→ THE EXERCISE: In the entries below, count every line containing "header". Return the number and nothing else.

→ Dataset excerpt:

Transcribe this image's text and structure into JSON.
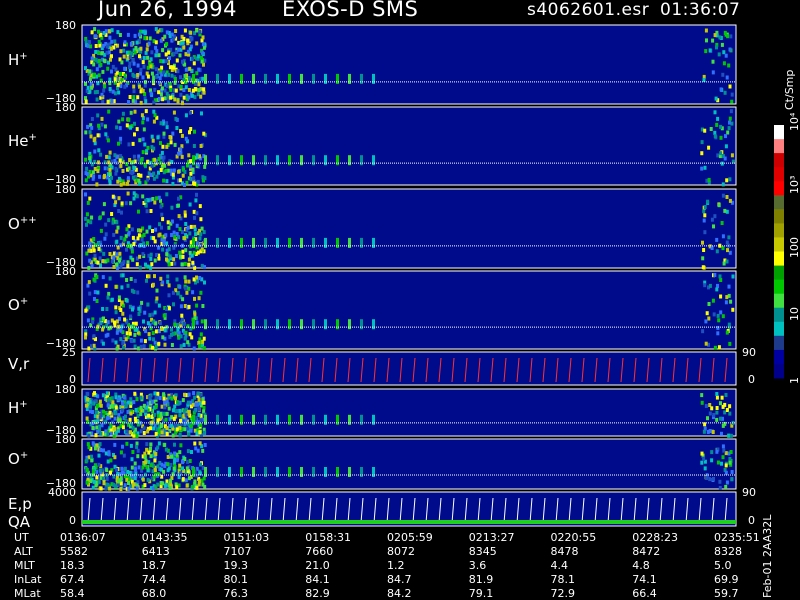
{
  "header": {
    "date": "Jun 26, 1994",
    "instrument": "EXOS-D SMS",
    "file": "s4062601.esr",
    "time": "01:36:07"
  },
  "colorbar": {
    "unit": "Ct/Smp",
    "ticks": [
      "10⁴",
      "10³",
      "100",
      "10",
      "1"
    ],
    "colors": [
      "#ffffff",
      "#ff8080",
      "#cc0000",
      "#e00000",
      "#ff0000",
      "#556b2f",
      "#808000",
      "#a0a000",
      "#c8c800",
      "#ffff00",
      "#00a000",
      "#00c800",
      "#40e040",
      "#009090",
      "#00c0c0",
      "#1e3a8a",
      "#0000a0",
      "#00008b"
    ]
  },
  "panels": [
    {
      "id": "h-plus",
      "species": "H",
      "charge": "+",
      "top_tick": "180",
      "bottom_tick": "−180"
    },
    {
      "id": "he-plus",
      "species": "He",
      "charge": "+",
      "top_tick": "180",
      "bottom_tick": "−180"
    },
    {
      "id": "o-plusplus",
      "species": "O",
      "charge": "++",
      "top_tick": "180",
      "bottom_tick": "−180"
    },
    {
      "id": "o-plus",
      "species": "O",
      "charge": "+",
      "top_tick": "180",
      "bottom_tick": "−180"
    },
    {
      "id": "vr",
      "species": "V,r",
      "charge": "",
      "top_tick": "25",
      "bottom_tick": "0",
      "right_top": "90",
      "right_bottom": "0"
    },
    {
      "id": "h-plus-2",
      "species": "H",
      "charge": "+",
      "top_tick": "180",
      "bottom_tick": "−180"
    },
    {
      "id": "o-plus-2",
      "species": "O",
      "charge": "+",
      "top_tick": "180",
      "bottom_tick": "−180"
    },
    {
      "id": "ep-qa",
      "species": "E,p",
      "species2": "QA",
      "charge": "",
      "top_tick": "4000",
      "bottom_tick": "0",
      "right_top": "90",
      "right_bottom": "0"
    }
  ],
  "footer": {
    "rows": [
      {
        "label": "UT",
        "values": [
          "0136:07",
          "0143:35",
          "0151:03",
          "0158:31",
          "0205:59",
          "0213:27",
          "0220:55",
          "0228:23",
          "0235:51"
        ]
      },
      {
        "label": "ALT",
        "values": [
          "5582",
          "6413",
          "7107",
          "7660",
          "8072",
          "8345",
          "8478",
          "8472",
          "8328"
        ]
      },
      {
        "label": "MLT",
        "values": [
          "18.3",
          "18.7",
          "19.3",
          "21.0",
          "1.2",
          "3.6",
          "4.4",
          "4.8",
          "5.0"
        ]
      },
      {
        "label": "InLat",
        "values": [
          "67.4",
          "74.4",
          "80.1",
          "84.1",
          "84.7",
          "81.9",
          "78.1",
          "74.1",
          "69.9"
        ]
      },
      {
        "label": "MLat",
        "values": [
          "58.4",
          "68.0",
          "76.3",
          "82.9",
          "84.2",
          "79.1",
          "72.9",
          "66.4",
          "59.7"
        ]
      }
    ],
    "side_label": "Feb-01 2AA32L"
  },
  "chart_data": {
    "type": "heatmap",
    "title": "Jun 26, 1994   EXOS-D SMS",
    "x": [
      "0136:07",
      "0143:35",
      "0151:03",
      "0158:31",
      "0205:59",
      "0213:27",
      "0220:55",
      "0228:23",
      "0235:51"
    ],
    "y_range_pitch": [
      -180,
      180
    ],
    "color_scale": "log",
    "color_range": [
      1,
      10000
    ],
    "color_unit": "Ct/Smp"
  }
}
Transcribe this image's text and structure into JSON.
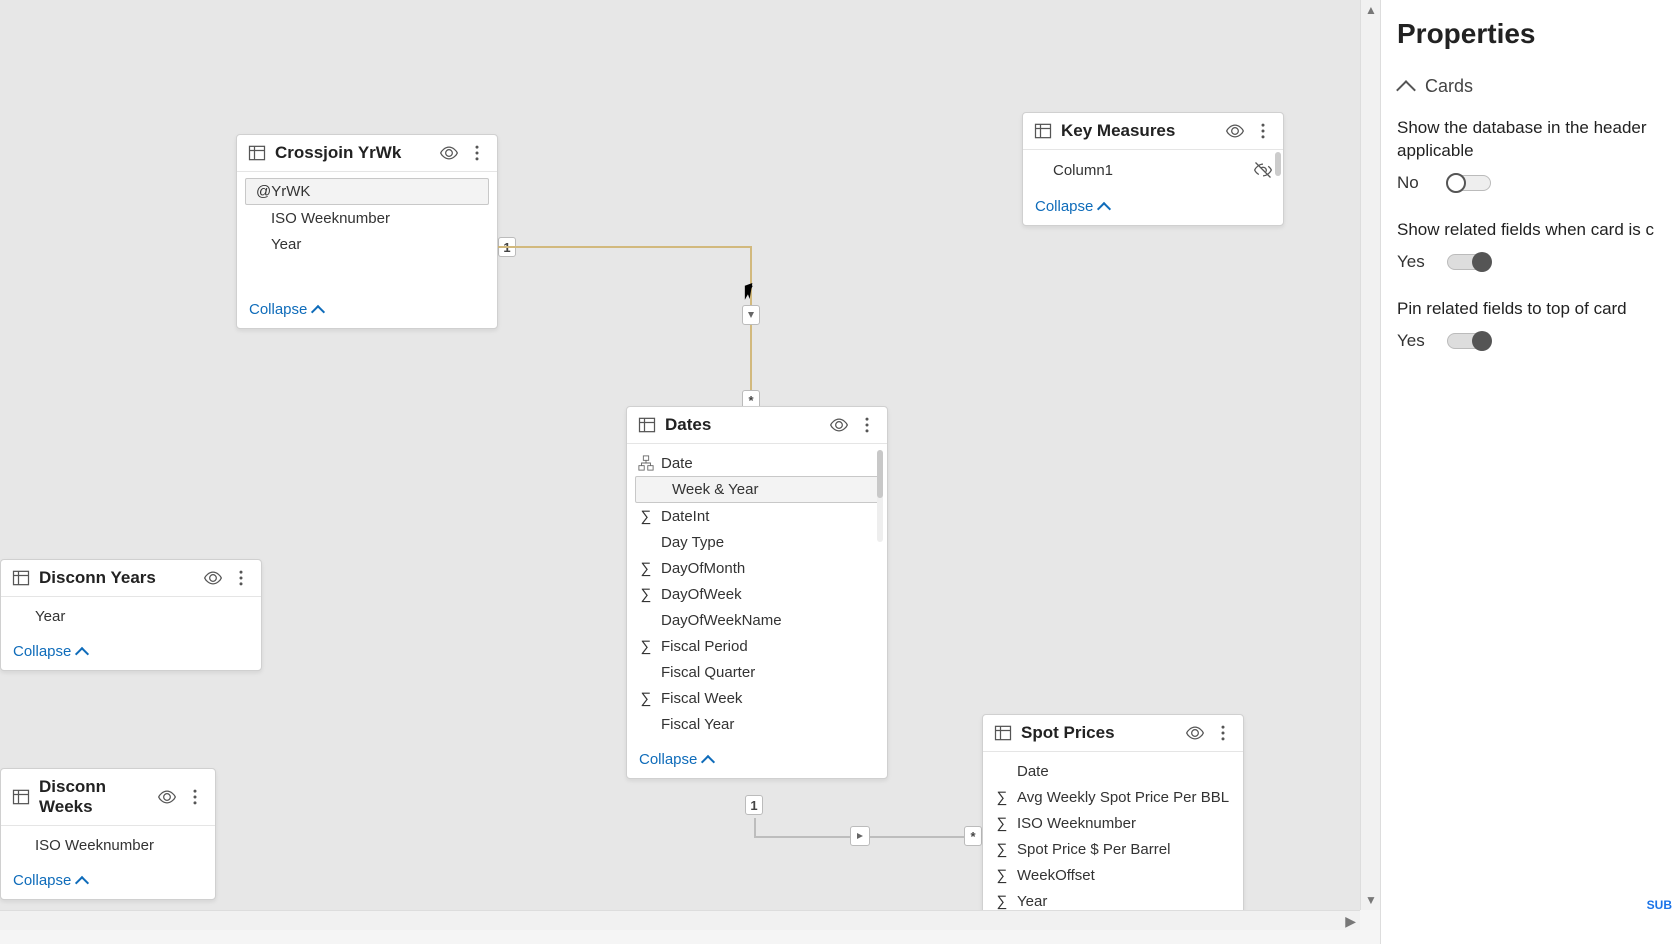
{
  "properties": {
    "title": "Properties",
    "section": "Cards",
    "items": [
      {
        "label": "Show the database in the header applicable",
        "state": "No",
        "on": false
      },
      {
        "label": "Show related fields when card is c",
        "state": "Yes",
        "on": true
      },
      {
        "label": "Pin related fields to top of card",
        "state": "Yes",
        "on": true
      }
    ]
  },
  "tables": {
    "crossjoin": {
      "title": "Crossjoin YrWk",
      "collapse": "Collapse",
      "fields": [
        {
          "label": "@YrWK",
          "selected": true
        },
        {
          "label": "ISO Weeknumber"
        },
        {
          "label": "Year"
        }
      ]
    },
    "keymeasures": {
      "title": "Key Measures",
      "collapse": "Collapse",
      "fields": [
        {
          "label": "Column1",
          "hidden": true
        }
      ]
    },
    "dates": {
      "title": "Dates",
      "collapse": "Collapse",
      "fields": [
        {
          "label": "Date",
          "icon": "hierarchy"
        },
        {
          "label": "Week & Year",
          "sub": true,
          "selected": true
        },
        {
          "label": "DateInt",
          "icon": "sigma"
        },
        {
          "label": "Day Type"
        },
        {
          "label": "DayOfMonth",
          "icon": "sigma"
        },
        {
          "label": "DayOfWeek",
          "icon": "sigma"
        },
        {
          "label": "DayOfWeekName"
        },
        {
          "label": "Fiscal Period",
          "icon": "sigma"
        },
        {
          "label": "Fiscal Quarter"
        },
        {
          "label": "Fiscal Week",
          "icon": "sigma"
        },
        {
          "label": "Fiscal Year"
        }
      ]
    },
    "spot": {
      "title": "Spot Prices",
      "fields": [
        {
          "label": "Date"
        },
        {
          "label": "Avg Weekly Spot Price Per BBL",
          "icon": "sigma"
        },
        {
          "label": "ISO Weeknumber",
          "icon": "sigma"
        },
        {
          "label": "Spot Price $ Per Barrel",
          "icon": "sigma"
        },
        {
          "label": "WeekOffset",
          "icon": "sigma"
        },
        {
          "label": "Year",
          "icon": "sigma"
        }
      ]
    },
    "disconnyears": {
      "title": "Disconn Years",
      "collapse": "Collapse",
      "fields": [
        {
          "label": "Year"
        }
      ]
    },
    "disconnweeks": {
      "title": "Disconn Weeks",
      "collapse": "Collapse",
      "fields": [
        {
          "label": "ISO Weeknumber"
        }
      ]
    }
  },
  "rel": {
    "one": "1",
    "many": "*"
  },
  "sub_badge": "SUB"
}
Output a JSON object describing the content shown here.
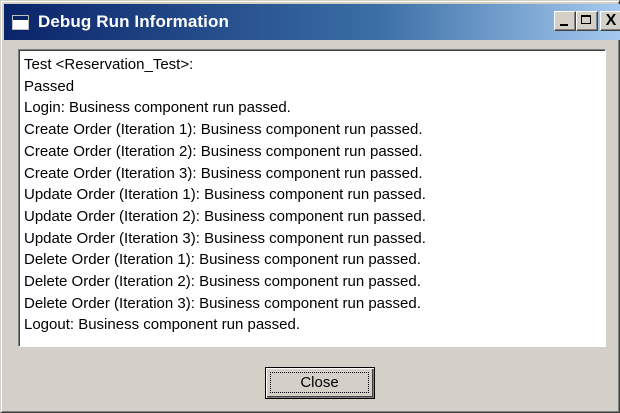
{
  "window": {
    "title": "Debug Run Information",
    "close_glyph": "X"
  },
  "log": {
    "lines": [
      "Test <Reservation_Test>:",
      "Passed",
      "Login: Business component run passed.",
      "Create Order (Iteration 1): Business component run passed.",
      "Create Order (Iteration 2): Business component run passed.",
      "Create Order (Iteration 3): Business component run passed.",
      "Update Order (Iteration 1): Business component run passed.",
      "Update Order (Iteration 2): Business component run passed.",
      "Update Order (Iteration 3): Business component run passed.",
      "Delete Order (Iteration 1): Business component run passed.",
      "Delete Order (Iteration 2): Business component run passed.",
      "Delete Order (Iteration 3): Business component run passed.",
      "Logout: Business component run passed."
    ]
  },
  "actions": {
    "close_label": "Close"
  },
  "colors": {
    "titlebar_start": "#0a246a",
    "titlebar_end": "#a6caf0",
    "dialog_face": "#d4d0c8"
  },
  "icons": {
    "title": "window-icon",
    "minimize": "minimize-icon",
    "maximize": "maximize-icon",
    "close": "close-icon"
  }
}
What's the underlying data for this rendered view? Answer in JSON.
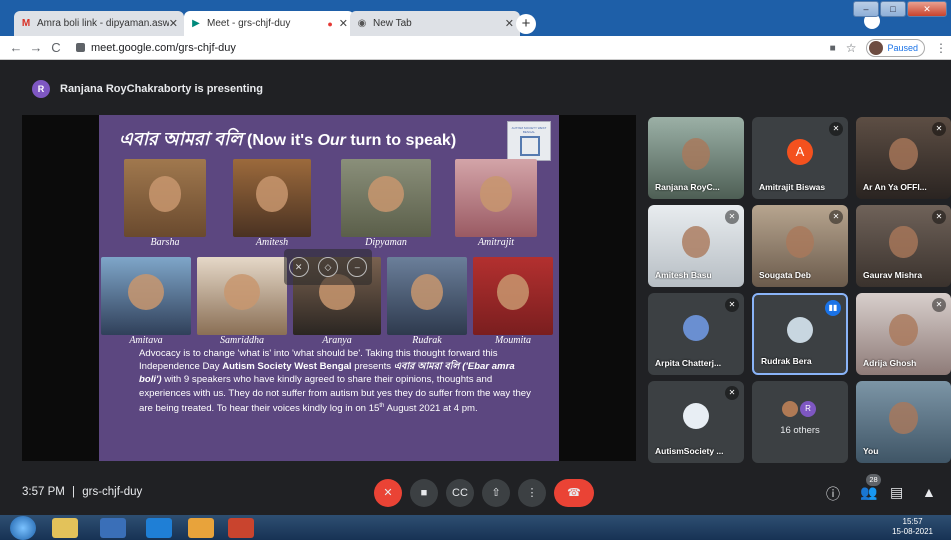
{
  "browser": {
    "tabs": [
      {
        "label": "Amra boli link - dipyaman.aswb",
        "icon": "gmail-icon"
      },
      {
        "label": "Meet - grs-chjf-duy",
        "icon": "meet-icon"
      },
      {
        "label": "New Tab",
        "icon": "chrome-icon"
      }
    ],
    "url": "meet.google.com/grs-chjf-duy",
    "profile_status": "Paused"
  },
  "meet": {
    "presenter_initial": "R",
    "presenting_text": "Ranjana RoyChakraborty is presenting",
    "slide": {
      "title_bengali": "এবার আমরা বলি",
      "title_paren_open": "(Now it's ",
      "title_our": "Our",
      "title_paren_close": " turn to speak)",
      "logo_text": "AUTISM SOCIETY WEST BENGAL",
      "speakers": [
        "Barsha",
        "Amitesh",
        "Dipyaman",
        "Amitrajit",
        "Amitava",
        "Samriddha",
        "Aranya",
        "Rudrak",
        "Moumita"
      ],
      "body_1": "Advocacy is to change 'what is' into 'what should be'. Taking this thought forward this Independence Day ",
      "body_org": "Autism Society West Bengal",
      "body_2": " presents ",
      "body_bengali": "এবার আমরা বলি",
      "body_translit": "('Ebar amra boli')",
      "body_3": " with 9 speakers who have kindly agreed to share their opinions, thoughts and experiences with us. They do not suffer from autism but yes they do suffer from the way they are being treated. To hear their voices kindly log in on ",
      "body_date_num": "15",
      "body_date_sup": "th",
      "body_date_rest": " August 2021 at 4 pm."
    },
    "participants": [
      {
        "name": "Ranjana RoyC..."
      },
      {
        "name": "Amitrajit Biswas",
        "initial": "A"
      },
      {
        "name": "Ar An Ya OFFI..."
      },
      {
        "name": "Amitesh Basu"
      },
      {
        "name": "Sougata Deb"
      },
      {
        "name": "Gaurav Mishra"
      },
      {
        "name": "Arpita Chatterj..."
      },
      {
        "name": "Rudrak Bera"
      },
      {
        "name": "Adrija Ghosh"
      },
      {
        "name": "AutismSociety ..."
      },
      {
        "name": "16 others",
        "initial": "R"
      },
      {
        "name": "You"
      }
    ],
    "time": "3:57 PM",
    "separator": "|",
    "meeting_code": "grs-chjf-duy",
    "participant_count": "28"
  },
  "taskbar": {
    "time": "15:57",
    "date": "15-08-2021"
  },
  "colors": {
    "slide_bg": "#5c4780",
    "meet_bg": "#202124",
    "hangup": "#ea4335"
  }
}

→ RESPONSE TO THIS TASK: 2